Copy out each line that mentions the word "Renaissance".

^^^^^^^^

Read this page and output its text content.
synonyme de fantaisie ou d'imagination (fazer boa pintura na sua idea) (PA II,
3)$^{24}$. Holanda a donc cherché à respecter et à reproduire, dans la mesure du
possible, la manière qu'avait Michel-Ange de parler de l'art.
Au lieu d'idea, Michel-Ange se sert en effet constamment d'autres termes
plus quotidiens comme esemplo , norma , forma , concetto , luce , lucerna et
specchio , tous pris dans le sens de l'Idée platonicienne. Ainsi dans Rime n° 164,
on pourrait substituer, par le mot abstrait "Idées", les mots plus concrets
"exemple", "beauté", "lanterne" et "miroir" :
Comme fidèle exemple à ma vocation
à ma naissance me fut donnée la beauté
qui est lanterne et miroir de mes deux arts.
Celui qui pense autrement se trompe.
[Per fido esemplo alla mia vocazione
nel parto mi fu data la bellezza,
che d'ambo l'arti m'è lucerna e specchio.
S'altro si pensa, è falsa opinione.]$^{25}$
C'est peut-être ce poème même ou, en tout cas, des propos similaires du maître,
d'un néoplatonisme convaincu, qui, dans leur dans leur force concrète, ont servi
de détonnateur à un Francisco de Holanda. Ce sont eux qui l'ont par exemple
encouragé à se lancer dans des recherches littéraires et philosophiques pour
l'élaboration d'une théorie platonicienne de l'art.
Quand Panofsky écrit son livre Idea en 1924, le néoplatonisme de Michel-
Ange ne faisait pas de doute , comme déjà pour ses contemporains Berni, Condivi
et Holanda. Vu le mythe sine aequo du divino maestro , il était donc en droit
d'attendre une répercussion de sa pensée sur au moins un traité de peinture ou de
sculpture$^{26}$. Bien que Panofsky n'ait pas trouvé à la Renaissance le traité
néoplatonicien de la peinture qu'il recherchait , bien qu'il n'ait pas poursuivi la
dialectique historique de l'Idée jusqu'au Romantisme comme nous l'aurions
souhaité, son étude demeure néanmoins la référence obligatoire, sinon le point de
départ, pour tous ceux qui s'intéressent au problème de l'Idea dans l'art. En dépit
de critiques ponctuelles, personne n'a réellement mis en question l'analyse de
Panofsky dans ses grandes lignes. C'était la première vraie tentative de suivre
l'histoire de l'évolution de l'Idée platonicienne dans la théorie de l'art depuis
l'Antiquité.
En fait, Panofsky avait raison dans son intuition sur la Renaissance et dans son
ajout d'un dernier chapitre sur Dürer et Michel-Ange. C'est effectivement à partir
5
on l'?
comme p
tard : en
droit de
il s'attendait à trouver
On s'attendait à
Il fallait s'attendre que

^^^^^^^^

RESPONSE:
sculpture$^{26}$. Bien que Panofsky n'ait pas trouvé à la Renaissance le traité
En fait, Panofsky avait raison dans son intuition sur la Renaissance et dans son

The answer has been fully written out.